WORK TO DO -
Lines that hold the word "spreadsheet" should be located and copied.

DATA SHOWN -

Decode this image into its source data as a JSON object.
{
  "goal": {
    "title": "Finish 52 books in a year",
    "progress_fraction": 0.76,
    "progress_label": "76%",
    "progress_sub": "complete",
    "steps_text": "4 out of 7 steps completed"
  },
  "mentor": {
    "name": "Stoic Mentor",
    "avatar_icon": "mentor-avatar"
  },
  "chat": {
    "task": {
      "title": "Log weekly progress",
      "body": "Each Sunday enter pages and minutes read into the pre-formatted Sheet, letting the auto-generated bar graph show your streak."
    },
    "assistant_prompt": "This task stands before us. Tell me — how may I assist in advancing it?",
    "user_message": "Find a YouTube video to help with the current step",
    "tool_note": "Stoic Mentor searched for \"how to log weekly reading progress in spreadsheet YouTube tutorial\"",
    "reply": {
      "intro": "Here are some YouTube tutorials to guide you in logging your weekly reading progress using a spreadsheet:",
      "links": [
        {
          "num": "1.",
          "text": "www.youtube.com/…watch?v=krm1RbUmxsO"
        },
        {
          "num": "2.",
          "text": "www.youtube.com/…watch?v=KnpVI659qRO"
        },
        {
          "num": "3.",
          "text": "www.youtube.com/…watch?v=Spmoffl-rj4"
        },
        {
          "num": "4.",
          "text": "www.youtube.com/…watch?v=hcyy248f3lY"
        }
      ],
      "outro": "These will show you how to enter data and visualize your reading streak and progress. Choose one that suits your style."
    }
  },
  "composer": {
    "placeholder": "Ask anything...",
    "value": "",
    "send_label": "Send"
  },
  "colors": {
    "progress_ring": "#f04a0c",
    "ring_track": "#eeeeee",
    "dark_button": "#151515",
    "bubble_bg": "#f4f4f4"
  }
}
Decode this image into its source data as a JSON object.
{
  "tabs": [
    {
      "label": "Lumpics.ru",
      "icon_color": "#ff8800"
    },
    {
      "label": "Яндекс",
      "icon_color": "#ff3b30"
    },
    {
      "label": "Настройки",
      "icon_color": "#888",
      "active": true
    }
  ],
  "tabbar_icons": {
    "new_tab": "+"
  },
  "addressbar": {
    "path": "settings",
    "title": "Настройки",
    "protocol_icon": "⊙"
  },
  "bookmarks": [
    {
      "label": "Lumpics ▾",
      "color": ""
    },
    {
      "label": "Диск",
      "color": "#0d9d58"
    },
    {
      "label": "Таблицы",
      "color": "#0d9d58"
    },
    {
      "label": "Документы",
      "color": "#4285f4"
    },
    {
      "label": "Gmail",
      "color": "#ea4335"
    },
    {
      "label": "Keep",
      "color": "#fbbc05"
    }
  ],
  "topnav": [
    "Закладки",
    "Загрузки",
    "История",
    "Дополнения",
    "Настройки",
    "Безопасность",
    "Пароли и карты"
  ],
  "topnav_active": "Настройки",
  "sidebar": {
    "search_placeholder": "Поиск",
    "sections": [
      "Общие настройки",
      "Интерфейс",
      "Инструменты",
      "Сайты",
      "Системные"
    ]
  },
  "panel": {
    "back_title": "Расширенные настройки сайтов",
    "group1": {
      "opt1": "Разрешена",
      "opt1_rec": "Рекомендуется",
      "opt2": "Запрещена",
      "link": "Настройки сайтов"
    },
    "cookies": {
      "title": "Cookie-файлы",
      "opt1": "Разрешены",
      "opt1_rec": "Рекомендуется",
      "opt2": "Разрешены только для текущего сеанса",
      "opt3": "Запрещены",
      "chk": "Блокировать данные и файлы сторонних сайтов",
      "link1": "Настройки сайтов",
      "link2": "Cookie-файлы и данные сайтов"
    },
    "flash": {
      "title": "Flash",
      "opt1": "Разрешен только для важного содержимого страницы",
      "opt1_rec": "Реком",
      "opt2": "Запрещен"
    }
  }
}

TASK OUTPUT -
    "tool_note": "Stoic Mentor searched for \"how to log weekly reading progress in spreadsheet YouTube tutorial\"",
      "intro": "Here are some YouTube tutorials to guide you in logging your weekly reading progress using a spreadsheet:",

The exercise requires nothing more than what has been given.